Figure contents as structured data
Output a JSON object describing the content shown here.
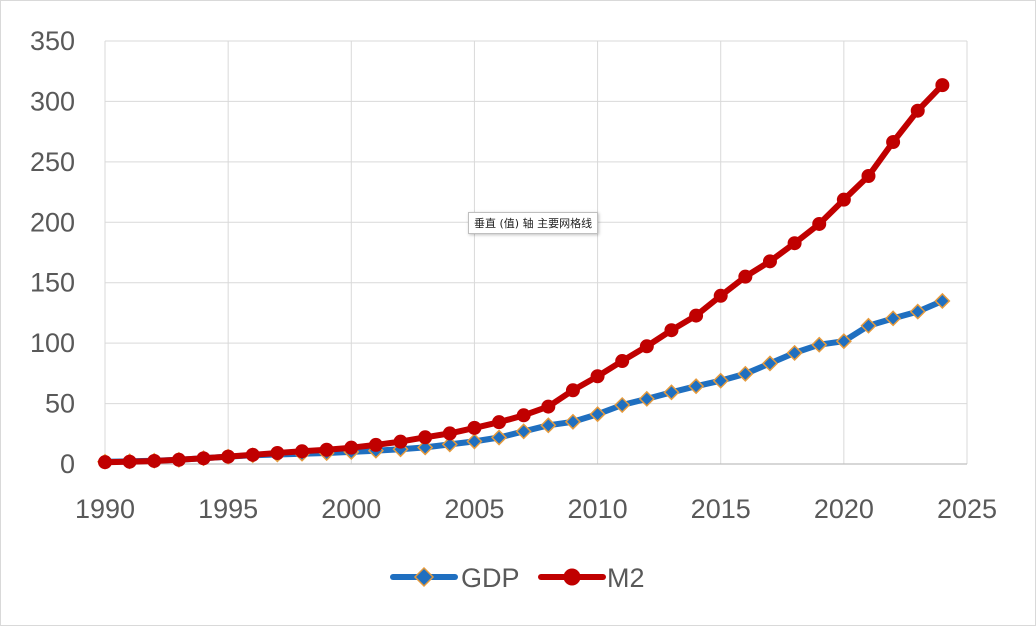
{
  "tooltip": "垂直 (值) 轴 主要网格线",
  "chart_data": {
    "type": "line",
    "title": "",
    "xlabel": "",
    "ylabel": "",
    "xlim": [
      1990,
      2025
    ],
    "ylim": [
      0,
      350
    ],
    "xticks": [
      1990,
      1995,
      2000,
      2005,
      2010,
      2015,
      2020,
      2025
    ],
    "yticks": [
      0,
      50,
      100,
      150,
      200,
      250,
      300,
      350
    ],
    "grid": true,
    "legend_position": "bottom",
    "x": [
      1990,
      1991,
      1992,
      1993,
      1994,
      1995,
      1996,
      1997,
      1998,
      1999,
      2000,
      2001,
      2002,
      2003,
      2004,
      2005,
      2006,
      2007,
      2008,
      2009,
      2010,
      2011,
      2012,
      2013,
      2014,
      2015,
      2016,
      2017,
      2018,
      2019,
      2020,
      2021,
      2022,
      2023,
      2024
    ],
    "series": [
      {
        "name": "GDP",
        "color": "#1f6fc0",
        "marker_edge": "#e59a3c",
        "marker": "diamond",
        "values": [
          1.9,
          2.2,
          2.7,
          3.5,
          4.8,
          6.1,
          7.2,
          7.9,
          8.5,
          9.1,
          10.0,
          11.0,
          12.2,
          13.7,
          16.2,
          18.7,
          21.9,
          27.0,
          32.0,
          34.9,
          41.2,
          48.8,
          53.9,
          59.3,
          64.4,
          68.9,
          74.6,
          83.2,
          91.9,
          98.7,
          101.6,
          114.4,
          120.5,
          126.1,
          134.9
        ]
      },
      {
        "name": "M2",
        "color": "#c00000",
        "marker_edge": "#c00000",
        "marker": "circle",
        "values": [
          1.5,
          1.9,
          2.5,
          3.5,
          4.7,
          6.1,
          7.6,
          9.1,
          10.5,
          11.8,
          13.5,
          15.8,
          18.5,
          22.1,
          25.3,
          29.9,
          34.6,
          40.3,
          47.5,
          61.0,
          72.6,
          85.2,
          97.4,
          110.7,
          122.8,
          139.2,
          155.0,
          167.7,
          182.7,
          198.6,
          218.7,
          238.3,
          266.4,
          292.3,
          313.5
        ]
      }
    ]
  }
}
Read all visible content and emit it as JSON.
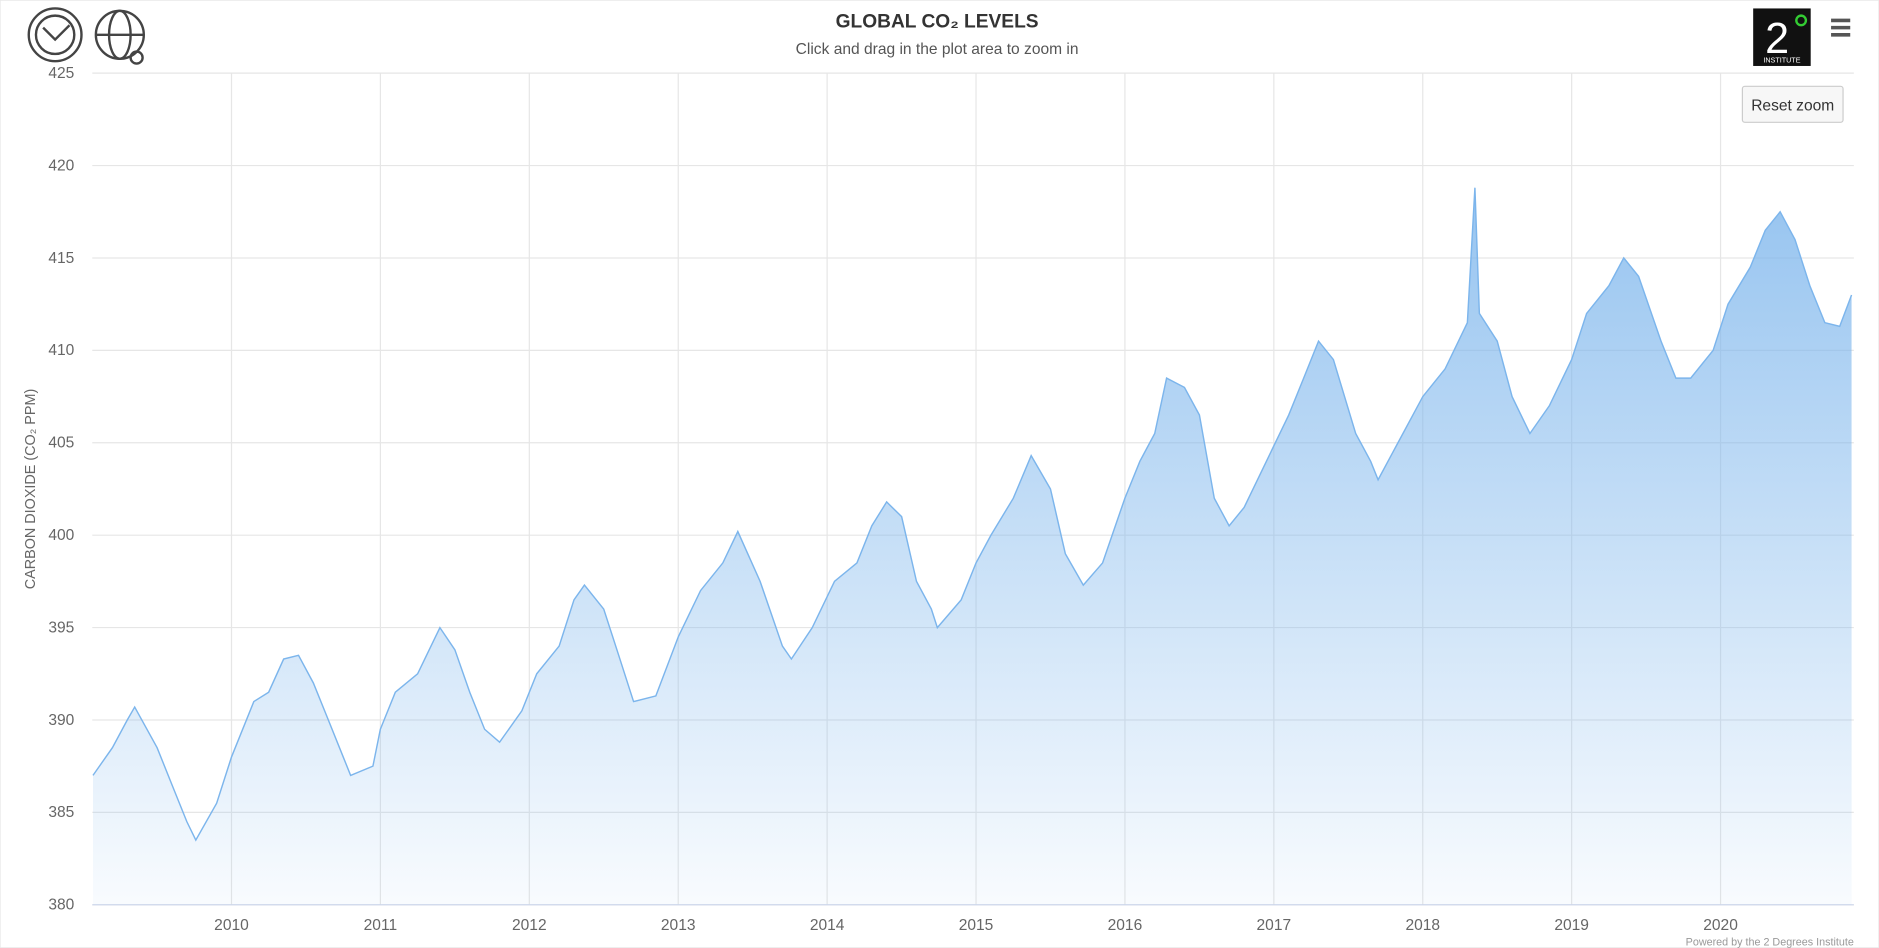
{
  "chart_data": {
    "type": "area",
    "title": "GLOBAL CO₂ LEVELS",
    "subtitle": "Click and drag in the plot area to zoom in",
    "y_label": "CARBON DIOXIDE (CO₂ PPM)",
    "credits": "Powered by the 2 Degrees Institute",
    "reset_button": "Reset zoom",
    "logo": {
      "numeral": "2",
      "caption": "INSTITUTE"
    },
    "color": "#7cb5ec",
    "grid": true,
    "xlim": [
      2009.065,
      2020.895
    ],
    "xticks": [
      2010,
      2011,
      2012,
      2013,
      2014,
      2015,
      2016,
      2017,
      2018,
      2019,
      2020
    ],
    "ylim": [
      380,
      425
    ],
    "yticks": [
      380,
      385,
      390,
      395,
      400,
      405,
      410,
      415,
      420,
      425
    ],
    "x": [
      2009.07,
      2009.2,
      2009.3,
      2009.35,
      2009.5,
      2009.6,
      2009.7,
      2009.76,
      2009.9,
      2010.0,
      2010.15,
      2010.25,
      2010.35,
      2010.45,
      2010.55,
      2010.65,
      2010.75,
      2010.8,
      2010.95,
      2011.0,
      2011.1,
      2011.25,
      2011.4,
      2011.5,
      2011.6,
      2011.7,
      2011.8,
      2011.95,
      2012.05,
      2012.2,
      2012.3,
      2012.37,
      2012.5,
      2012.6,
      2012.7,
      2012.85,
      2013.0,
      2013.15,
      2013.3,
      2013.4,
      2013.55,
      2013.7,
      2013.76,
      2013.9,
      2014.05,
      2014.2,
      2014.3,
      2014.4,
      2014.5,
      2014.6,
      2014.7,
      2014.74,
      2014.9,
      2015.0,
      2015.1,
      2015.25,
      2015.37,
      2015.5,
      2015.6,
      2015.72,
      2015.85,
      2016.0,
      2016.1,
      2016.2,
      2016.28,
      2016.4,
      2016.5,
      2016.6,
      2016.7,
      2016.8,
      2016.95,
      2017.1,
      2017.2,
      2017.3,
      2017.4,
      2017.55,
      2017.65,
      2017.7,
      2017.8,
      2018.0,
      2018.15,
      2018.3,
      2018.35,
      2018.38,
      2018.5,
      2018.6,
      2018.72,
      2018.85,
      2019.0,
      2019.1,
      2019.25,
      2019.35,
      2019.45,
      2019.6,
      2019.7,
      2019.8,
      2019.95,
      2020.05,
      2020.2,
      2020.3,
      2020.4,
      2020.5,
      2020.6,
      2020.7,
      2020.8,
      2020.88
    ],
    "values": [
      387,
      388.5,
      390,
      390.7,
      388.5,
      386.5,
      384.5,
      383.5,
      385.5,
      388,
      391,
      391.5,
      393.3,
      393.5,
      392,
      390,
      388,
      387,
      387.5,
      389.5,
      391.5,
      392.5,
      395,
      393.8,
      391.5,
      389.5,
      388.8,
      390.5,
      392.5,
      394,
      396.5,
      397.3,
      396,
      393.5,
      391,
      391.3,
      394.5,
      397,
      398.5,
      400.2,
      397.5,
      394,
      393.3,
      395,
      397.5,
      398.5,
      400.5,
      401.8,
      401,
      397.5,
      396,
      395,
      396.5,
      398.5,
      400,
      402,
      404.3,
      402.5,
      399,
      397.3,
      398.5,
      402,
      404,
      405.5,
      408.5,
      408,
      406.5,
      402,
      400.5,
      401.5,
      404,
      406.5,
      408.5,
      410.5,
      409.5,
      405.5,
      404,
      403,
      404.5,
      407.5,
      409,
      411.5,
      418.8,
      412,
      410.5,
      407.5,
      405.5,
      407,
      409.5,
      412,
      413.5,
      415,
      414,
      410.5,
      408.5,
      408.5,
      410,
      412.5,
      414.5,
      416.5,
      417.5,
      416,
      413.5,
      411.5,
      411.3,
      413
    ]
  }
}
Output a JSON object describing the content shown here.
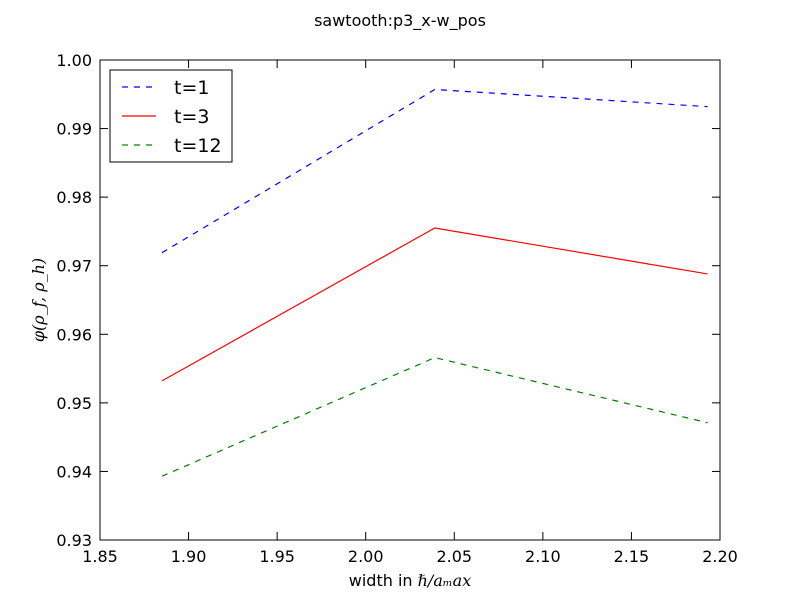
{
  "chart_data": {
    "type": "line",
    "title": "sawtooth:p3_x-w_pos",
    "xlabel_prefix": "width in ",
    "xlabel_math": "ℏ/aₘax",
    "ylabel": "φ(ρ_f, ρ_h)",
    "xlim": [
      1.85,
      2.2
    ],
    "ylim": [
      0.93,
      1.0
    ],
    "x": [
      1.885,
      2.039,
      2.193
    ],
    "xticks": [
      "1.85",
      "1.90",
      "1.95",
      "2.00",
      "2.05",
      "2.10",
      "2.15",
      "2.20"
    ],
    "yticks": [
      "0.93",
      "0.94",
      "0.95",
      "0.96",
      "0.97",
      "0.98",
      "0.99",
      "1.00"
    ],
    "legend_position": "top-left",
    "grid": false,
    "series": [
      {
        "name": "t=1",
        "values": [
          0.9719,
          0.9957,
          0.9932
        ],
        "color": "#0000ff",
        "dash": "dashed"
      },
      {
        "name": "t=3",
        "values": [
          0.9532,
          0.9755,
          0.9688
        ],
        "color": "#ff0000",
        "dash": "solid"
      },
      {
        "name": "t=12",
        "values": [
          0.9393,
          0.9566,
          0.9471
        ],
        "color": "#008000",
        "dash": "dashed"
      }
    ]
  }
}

» Exercise aim:
Restate the data above word for word. Skip every picture.

» Solution below:
Output a JSON object describing the content shown here.
{
  "tooltip": "垂直 (值) 轴 主要网格线",
  "chart_data": {
    "type": "line",
    "title": "",
    "xlabel": "",
    "ylabel": "",
    "xlim": [
      1990,
      2025
    ],
    "ylim": [
      0,
      350
    ],
    "xticks": [
      1990,
      1995,
      2000,
      2005,
      2010,
      2015,
      2020,
      2025
    ],
    "yticks": [
      0,
      50,
      100,
      150,
      200,
      250,
      300,
      350
    ],
    "grid": true,
    "legend_position": "bottom",
    "x": [
      1990,
      1991,
      1992,
      1993,
      1994,
      1995,
      1996,
      1997,
      1998,
      1999,
      2000,
      2001,
      2002,
      2003,
      2004,
      2005,
      2006,
      2007,
      2008,
      2009,
      2010,
      2011,
      2012,
      2013,
      2014,
      2015,
      2016,
      2017,
      2018,
      2019,
      2020,
      2021,
      2022,
      2023,
      2024
    ],
    "series": [
      {
        "name": "GDP",
        "color": "#1f6fc0",
        "marker_edge": "#e59a3c",
        "marker": "diamond",
        "values": [
          1.9,
          2.2,
          2.7,
          3.5,
          4.8,
          6.1,
          7.2,
          7.9,
          8.5,
          9.1,
          10.0,
          11.0,
          12.2,
          13.7,
          16.2,
          18.7,
          21.9,
          27.0,
          32.0,
          34.9,
          41.2,
          48.8,
          53.9,
          59.3,
          64.4,
          68.9,
          74.6,
          83.2,
          91.9,
          98.7,
          101.6,
          114.4,
          120.5,
          126.1,
          134.9
        ]
      },
      {
        "name": "M2",
        "color": "#c00000",
        "marker_edge": "#c00000",
        "marker": "circle",
        "values": [
          1.5,
          1.9,
          2.5,
          3.5,
          4.7,
          6.1,
          7.6,
          9.1,
          10.5,
          11.8,
          13.5,
          15.8,
          18.5,
          22.1,
          25.3,
          29.9,
          34.6,
          40.3,
          47.5,
          61.0,
          72.6,
          85.2,
          97.4,
          110.7,
          122.8,
          139.2,
          155.0,
          167.7,
          182.7,
          198.6,
          218.7,
          238.3,
          266.4,
          292.3,
          313.5
        ]
      }
    ]
  }
}
Read all visible content and emit it as JSON.
{
  "chart_data": {
    "type": "area",
    "title": "GLOBAL CO₂ LEVELS",
    "subtitle": "Click and drag in the plot area to zoom in",
    "y_label": "CARBON DIOXIDE (CO₂ PPM)",
    "credits": "Powered by the 2 Degrees Institute",
    "reset_button": "Reset zoom",
    "logo": {
      "numeral": "2",
      "caption": "INSTITUTE"
    },
    "color": "#7cb5ec",
    "grid": true,
    "xlim": [
      2009.065,
      2020.895
    ],
    "xticks": [
      2010,
      2011,
      2012,
      2013,
      2014,
      2015,
      2016,
      2017,
      2018,
      2019,
      2020
    ],
    "ylim": [
      380,
      425
    ],
    "yticks": [
      380,
      385,
      390,
      395,
      400,
      405,
      410,
      415,
      420,
      425
    ],
    "x": [
      2009.07,
      2009.2,
      2009.3,
      2009.35,
      2009.5,
      2009.6,
      2009.7,
      2009.76,
      2009.9,
      2010.0,
      2010.15,
      2010.25,
      2010.35,
      2010.45,
      2010.55,
      2010.65,
      2010.75,
      2010.8,
      2010.95,
      2011.0,
      2011.1,
      2011.25,
      2011.4,
      2011.5,
      2011.6,
      2011.7,
      2011.8,
      2011.95,
      2012.05,
      2012.2,
      2012.3,
      2012.37,
      2012.5,
      2012.6,
      2012.7,
      2012.85,
      2013.0,
      2013.15,
      2013.3,
      2013.4,
      2013.55,
      2013.7,
      2013.76,
      2013.9,
      2014.05,
      2014.2,
      2014.3,
      2014.4,
      2014.5,
      2014.6,
      2014.7,
      2014.74,
      2014.9,
      2015.0,
      2015.1,
      2015.25,
      2015.37,
      2015.5,
      2015.6,
      2015.72,
      2015.85,
      2016.0,
      2016.1,
      2016.2,
      2016.28,
      2016.4,
      2016.5,
      2016.6,
      2016.7,
      2016.8,
      2016.95,
      2017.1,
      2017.2,
      2017.3,
      2017.4,
      2017.55,
      2017.65,
      2017.7,
      2017.8,
      2018.0,
      2018.15,
      2018.3,
      2018.35,
      2018.38,
      2018.5,
      2018.6,
      2018.72,
      2018.85,
      2019.0,
      2019.1,
      2019.25,
      2019.35,
      2019.45,
      2019.6,
      2019.7,
      2019.8,
      2019.95,
      2020.05,
      2020.2,
      2020.3,
      2020.4,
      2020.5,
      2020.6,
      2020.7,
      2020.8,
      2020.88
    ],
    "values": [
      387,
      388.5,
      390,
      390.7,
      388.5,
      386.5,
      384.5,
      383.5,
      385.5,
      388,
      391,
      391.5,
      393.3,
      393.5,
      392,
      390,
      388,
      387,
      387.5,
      389.5,
      391.5,
      392.5,
      395,
      393.8,
      391.5,
      389.5,
      388.8,
      390.5,
      392.5,
      394,
      396.5,
      397.3,
      396,
      393.5,
      391,
      391.3,
      394.5,
      397,
      398.5,
      400.2,
      397.5,
      394,
      393.3,
      395,
      397.5,
      398.5,
      400.5,
      401.8,
      401,
      397.5,
      396,
      395,
      396.5,
      398.5,
      400,
      402,
      404.3,
      402.5,
      399,
      397.3,
      398.5,
      402,
      404,
      405.5,
      408.5,
      408,
      406.5,
      402,
      400.5,
      401.5,
      404,
      406.5,
      408.5,
      410.5,
      409.5,
      405.5,
      404,
      403,
      404.5,
      407.5,
      409,
      411.5,
      418.8,
      412,
      410.5,
      407.5,
      405.5,
      407,
      409.5,
      412,
      413.5,
      415,
      414,
      410.5,
      408.5,
      408.5,
      410,
      412.5,
      414.5,
      416.5,
      417.5,
      416,
      413.5,
      411.5,
      411.3,
      413
    ]
  }
}
Output a JSON object describing the content shown here.
{
  "chart_data": {
    "type": "line",
    "title": "sawtooth:p3_x-w_pos",
    "xlabel_prefix": "width in ",
    "xlabel_math": "ℏ/aₘax",
    "ylabel": "φ(ρ_f, ρ_h)",
    "xlim": [
      1.85,
      2.2
    ],
    "ylim": [
      0.93,
      1.0
    ],
    "x": [
      1.885,
      2.039,
      2.193
    ],
    "xticks": [
      "1.85",
      "1.90",
      "1.95",
      "2.00",
      "2.05",
      "2.10",
      "2.15",
      "2.20"
    ],
    "yticks": [
      "0.93",
      "0.94",
      "0.95",
      "0.96",
      "0.97",
      "0.98",
      "0.99",
      "1.00"
    ],
    "legend_position": "top-left",
    "grid": false,
    "series": [
      {
        "name": "t=1",
        "values": [
          0.9719,
          0.9957,
          0.9932
        ],
        "color": "#0000ff",
        "dash": "dashed"
      },
      {
        "name": "t=3",
        "values": [
          0.9532,
          0.9755,
          0.9688
        ],
        "color": "#ff0000",
        "dash": "solid"
      },
      {
        "name": "t=12",
        "values": [
          0.9393,
          0.9566,
          0.9471
        ],
        "color": "#008000",
        "dash": "dashed"
      }
    ]
  }
}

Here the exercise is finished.